[Begin Supplied records]
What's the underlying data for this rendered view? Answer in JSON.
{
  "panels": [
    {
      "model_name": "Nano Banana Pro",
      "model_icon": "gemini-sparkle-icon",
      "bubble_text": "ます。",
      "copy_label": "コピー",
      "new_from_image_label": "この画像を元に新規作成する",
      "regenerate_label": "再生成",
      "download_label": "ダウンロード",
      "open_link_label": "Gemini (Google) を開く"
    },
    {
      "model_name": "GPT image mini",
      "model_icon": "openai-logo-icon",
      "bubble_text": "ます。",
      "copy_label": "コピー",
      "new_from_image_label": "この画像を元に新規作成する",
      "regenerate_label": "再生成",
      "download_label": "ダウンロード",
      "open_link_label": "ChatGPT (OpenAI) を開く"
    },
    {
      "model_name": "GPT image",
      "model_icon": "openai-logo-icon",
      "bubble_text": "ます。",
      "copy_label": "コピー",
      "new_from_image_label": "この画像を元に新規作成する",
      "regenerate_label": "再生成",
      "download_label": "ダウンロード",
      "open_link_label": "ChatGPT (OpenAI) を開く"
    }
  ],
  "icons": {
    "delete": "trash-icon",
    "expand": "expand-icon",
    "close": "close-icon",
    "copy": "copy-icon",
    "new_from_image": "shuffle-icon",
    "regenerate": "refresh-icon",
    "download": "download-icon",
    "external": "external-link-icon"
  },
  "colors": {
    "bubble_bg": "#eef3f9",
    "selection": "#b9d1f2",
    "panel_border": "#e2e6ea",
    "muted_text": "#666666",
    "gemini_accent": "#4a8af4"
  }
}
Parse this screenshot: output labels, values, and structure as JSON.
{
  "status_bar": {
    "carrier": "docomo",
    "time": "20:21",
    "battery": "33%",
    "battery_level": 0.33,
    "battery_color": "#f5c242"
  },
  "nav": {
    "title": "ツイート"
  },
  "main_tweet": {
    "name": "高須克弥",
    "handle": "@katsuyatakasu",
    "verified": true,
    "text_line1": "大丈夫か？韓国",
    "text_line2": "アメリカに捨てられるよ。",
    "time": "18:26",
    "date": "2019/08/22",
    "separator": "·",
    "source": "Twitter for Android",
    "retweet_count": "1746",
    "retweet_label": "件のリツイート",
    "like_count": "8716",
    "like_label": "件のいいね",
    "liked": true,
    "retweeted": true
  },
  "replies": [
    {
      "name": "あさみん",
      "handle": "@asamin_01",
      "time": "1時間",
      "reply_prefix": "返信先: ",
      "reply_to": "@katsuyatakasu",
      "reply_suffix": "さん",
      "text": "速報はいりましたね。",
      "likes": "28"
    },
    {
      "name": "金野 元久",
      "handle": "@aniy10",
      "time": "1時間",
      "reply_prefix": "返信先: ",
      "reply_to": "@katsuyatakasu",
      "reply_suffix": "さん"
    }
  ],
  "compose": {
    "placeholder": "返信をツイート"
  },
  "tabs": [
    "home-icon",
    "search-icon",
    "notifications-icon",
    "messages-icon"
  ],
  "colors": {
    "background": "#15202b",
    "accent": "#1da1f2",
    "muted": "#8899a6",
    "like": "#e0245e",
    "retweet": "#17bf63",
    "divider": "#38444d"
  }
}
[End Supplied records]
Challenge: Out of the material above, gather each line where "this" appears.

Written reply:
What's the underlying data for this rendered view? Answer in JSON.
Parse this screenshot: output labels, values, and structure as JSON.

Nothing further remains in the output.